_Work to do_:
Return all of the entries word for word, but omit the pictures they contain.

_Input_:
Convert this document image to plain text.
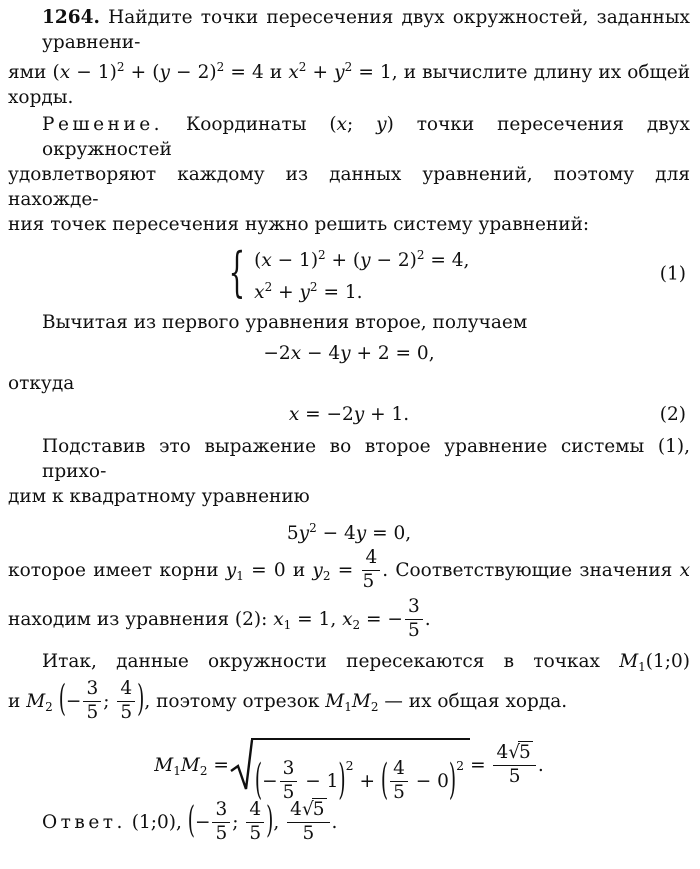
1264. Найдите точки пересечения двух окружностей, заданных уравнени-
ями $(x - 1)^2 + (y - 2)^2 = 4$ и $x^2 + y^2 = 1$, и вычислите длину их общей хорды.
Решение. Координаты (x; y) точки пересечения двух окружностей
удовлетворяют каждому из данных уравнений, поэтому для нахожде-
ния точек пересечения нужно решить систему уравнений:
{ $(x - 1)^2 + (y - 2)^2 = 4$,
$x^2 + y^2 = 1$.
(1)
Вычитая из первого уравнения второе, получаем
−2x − 4y + 2 = 0,
откуда
x = −2y + 1.	(2)
Подставив это выражение во второе уравнение системы (1), прихо-
дим к квадратному уравнению
$5y^2 - 4y = 0$,
которое имеет корни $y_1 = 0$ и $y_2 = \frac{4}{5}$ . Соответствующие значения x
находим из уравнения (2): $x_1 = 1$, $x_2$ = − $\frac{3}{5}$ .
Итак, данные окружности пересекаются в точках $M_1(1;0)$
и $M_2$ (− $\frac{3}{5}$ ; $\frac{4}{5}$ ), поэтому отрезок $M_1M_2$ — их общая хорда.
$M_1M_2$ = (− $\frac{3}{5} - 1)^2$ + ( $\frac{4}{5} - 0)^2 = \frac{4√5}{5}$ .
Ответ. (1;0), (− $\frac{3}{5}$ ; $\frac{4}{5}$ ), $\frac{4√5}{5}$ .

_Written response_:
Convert this document image to plain text.
1264. Найдите точки пересечения двух окружностей, заданных уравнени-
ями $(x - 1)^2 + (y - 2)^2 = 4$ и $x^2 + y^2 = 1$, и вычислите длину их общей хорды.
Решение. Координаты (x; y) точки пересечения двух окружностей
удовлетворяют каждому из данных уравнений, поэтому для нахожде-
ния точек пересечения нужно решить систему уравнений:
{ $(x - 1)^2 + (y - 2)^2 = 4$,
$x^2 + y^2 = 1$.
(1)
Вычитая из первого уравнения второе, получаем
−2x − 4y + 2 = 0,
откуда
x = −2y + 1.	(2)
Подставив это выражение во второе уравнение системы (1), прихо-
дим к квадратному уравнению
$5y^2 - 4y = 0$,
которое имеет корни $y_1 = 0$ и $y_2 = \frac{4}{5}$ . Соответствующие значения x
находим из уравнения (2): $x_1 = 1$, $x_2$ = − $\frac{3}{5}$ .
Итак, данные окружности пересекаются в точках $M_1(1;0)$
и $M_2$ (− $\frac{3}{5}$ ; $\frac{4}{5}$ ), поэтому отрезок $M_1M_2$ — их общая хорда.
$M_1M_2$ = (− $\frac{3}{5} - 1)^2$ + ( $\frac{4}{5} - 0)^2 = \frac{4√5}{5}$ .
Ответ. (1;0), (− $\frac{3}{5}$ ; $\frac{4}{5}$ ), $\frac{4√5}{5}$ .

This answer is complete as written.